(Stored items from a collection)
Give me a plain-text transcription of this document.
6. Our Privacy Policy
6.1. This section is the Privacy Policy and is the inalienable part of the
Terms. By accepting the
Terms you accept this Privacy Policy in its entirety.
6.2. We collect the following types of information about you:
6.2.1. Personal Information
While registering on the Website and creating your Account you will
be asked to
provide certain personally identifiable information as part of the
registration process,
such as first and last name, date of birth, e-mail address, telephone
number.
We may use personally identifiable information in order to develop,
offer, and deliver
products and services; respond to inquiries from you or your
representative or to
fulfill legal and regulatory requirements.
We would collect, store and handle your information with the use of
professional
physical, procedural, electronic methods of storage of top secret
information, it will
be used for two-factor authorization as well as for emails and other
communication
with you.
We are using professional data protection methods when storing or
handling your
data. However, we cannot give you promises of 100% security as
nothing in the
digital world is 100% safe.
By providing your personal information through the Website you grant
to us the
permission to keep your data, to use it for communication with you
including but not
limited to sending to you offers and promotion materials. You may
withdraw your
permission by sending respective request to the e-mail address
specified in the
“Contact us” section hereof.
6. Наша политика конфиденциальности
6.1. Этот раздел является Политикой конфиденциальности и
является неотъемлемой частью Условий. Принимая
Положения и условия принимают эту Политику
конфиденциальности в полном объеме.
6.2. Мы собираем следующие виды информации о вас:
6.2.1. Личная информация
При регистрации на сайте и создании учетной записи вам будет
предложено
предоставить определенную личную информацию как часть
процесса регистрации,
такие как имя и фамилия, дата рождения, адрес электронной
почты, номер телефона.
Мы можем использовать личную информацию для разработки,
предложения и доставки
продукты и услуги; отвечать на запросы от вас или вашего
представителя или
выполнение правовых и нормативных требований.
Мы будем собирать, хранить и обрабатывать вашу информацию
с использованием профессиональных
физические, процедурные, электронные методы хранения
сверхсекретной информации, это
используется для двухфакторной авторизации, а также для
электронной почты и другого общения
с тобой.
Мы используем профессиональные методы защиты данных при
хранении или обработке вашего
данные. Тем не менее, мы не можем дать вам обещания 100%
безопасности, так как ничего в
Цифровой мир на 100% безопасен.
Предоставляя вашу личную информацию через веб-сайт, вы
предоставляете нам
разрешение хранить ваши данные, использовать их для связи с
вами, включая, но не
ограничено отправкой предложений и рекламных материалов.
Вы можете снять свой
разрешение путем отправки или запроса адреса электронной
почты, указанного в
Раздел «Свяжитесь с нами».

### Exercise details:
Copy every line of the records above that holds the word "конфиденциальности".

### Solution:
6. Наша политика конфиденциальности
6.1. Этот раздел является Политикой конфиденциальности и
конфиденциальности в полном объеме.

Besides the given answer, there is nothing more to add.